• The task: Look for "areas" in each line of the entries, and return the matching lines.

━━━ Records supplied

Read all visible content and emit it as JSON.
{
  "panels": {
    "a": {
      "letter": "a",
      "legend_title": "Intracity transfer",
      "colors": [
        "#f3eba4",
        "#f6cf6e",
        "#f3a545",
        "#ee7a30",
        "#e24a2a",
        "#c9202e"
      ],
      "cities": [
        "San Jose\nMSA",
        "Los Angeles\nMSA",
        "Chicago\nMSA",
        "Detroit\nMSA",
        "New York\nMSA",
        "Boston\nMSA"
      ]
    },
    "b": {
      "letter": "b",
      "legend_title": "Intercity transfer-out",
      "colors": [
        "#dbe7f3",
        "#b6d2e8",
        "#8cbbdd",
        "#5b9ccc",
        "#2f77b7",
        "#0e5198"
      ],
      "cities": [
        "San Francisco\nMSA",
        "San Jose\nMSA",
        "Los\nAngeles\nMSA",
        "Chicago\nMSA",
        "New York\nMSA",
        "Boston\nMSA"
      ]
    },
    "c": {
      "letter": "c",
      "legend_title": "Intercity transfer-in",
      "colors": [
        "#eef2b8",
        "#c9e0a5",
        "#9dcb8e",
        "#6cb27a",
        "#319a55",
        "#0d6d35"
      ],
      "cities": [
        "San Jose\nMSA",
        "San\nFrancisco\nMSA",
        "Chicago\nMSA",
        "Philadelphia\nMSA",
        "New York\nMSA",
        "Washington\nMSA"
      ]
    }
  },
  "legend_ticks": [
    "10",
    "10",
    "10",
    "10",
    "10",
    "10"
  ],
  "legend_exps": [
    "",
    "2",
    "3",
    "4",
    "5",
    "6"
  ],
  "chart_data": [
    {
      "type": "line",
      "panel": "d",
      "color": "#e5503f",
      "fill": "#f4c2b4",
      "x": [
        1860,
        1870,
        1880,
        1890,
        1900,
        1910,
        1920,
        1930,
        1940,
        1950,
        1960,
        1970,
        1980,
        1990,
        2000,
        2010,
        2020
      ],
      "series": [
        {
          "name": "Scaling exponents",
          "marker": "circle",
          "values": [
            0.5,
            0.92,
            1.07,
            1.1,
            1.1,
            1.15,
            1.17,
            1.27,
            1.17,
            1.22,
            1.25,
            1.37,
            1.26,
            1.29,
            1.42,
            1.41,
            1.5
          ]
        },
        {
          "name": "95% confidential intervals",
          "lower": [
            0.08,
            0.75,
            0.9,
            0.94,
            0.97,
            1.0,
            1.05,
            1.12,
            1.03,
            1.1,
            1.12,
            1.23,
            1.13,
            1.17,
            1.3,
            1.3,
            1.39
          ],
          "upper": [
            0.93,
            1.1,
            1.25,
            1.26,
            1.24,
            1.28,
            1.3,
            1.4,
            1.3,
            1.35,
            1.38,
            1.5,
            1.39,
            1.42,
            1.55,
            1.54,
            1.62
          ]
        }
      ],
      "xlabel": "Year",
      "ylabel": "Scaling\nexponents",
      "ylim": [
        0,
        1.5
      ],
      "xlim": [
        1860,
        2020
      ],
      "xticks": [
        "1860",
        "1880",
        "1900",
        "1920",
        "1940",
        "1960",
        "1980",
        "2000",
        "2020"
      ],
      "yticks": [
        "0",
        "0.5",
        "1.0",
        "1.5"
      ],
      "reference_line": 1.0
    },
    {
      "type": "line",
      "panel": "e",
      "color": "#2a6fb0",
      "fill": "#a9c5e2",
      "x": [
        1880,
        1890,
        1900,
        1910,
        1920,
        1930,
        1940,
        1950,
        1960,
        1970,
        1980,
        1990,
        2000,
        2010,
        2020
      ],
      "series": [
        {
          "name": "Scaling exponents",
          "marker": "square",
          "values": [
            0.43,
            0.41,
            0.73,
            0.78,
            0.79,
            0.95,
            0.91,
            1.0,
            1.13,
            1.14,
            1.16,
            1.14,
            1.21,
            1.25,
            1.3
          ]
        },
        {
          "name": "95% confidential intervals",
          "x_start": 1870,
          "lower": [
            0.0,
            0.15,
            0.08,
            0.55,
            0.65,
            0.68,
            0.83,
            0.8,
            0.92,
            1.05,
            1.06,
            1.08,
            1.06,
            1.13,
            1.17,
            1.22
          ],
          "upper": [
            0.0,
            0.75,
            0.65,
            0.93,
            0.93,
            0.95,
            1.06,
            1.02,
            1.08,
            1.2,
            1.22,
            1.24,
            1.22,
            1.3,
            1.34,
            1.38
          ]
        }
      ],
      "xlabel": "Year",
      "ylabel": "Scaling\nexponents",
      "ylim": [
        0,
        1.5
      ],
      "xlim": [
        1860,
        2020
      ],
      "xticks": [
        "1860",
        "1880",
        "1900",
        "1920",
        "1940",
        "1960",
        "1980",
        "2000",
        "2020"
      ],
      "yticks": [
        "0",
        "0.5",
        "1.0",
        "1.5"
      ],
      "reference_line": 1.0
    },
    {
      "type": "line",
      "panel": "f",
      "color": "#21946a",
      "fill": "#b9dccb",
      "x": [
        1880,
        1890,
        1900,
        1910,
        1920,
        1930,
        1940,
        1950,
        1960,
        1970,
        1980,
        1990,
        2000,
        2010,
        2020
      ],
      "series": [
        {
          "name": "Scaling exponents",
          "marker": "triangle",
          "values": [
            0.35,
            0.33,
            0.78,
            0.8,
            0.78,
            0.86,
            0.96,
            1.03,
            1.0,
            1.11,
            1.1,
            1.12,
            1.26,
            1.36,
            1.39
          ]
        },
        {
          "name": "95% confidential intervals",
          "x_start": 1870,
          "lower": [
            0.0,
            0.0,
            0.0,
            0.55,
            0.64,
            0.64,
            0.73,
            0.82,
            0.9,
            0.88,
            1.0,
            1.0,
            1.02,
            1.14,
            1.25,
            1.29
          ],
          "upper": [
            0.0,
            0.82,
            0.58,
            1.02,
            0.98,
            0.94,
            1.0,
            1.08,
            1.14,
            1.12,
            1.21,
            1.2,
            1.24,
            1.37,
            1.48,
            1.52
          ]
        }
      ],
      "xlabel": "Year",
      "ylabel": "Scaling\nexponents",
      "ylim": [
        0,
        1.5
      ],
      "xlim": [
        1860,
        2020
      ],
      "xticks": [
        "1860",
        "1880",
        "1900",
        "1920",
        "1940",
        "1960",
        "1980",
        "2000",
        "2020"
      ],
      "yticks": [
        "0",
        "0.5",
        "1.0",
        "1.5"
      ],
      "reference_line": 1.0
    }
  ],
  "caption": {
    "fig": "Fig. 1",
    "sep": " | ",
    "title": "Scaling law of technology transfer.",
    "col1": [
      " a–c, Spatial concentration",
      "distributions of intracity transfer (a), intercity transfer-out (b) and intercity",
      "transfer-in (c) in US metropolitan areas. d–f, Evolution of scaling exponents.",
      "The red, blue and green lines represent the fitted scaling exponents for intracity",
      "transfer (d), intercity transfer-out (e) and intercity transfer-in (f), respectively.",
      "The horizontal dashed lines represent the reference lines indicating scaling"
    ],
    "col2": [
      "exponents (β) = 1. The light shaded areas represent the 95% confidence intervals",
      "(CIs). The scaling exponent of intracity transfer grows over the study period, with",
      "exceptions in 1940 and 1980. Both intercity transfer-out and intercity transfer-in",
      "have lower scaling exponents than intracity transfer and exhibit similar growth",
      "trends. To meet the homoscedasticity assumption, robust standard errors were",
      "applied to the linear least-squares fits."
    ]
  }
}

━━━━━━

• Solved exercise:
      "transfer-in (c) in US metropolitan areas. d–f, Evolution of scaling exponents.",
      "exponents (β) = 1. The light shaded areas represent the 95% confidence intervals",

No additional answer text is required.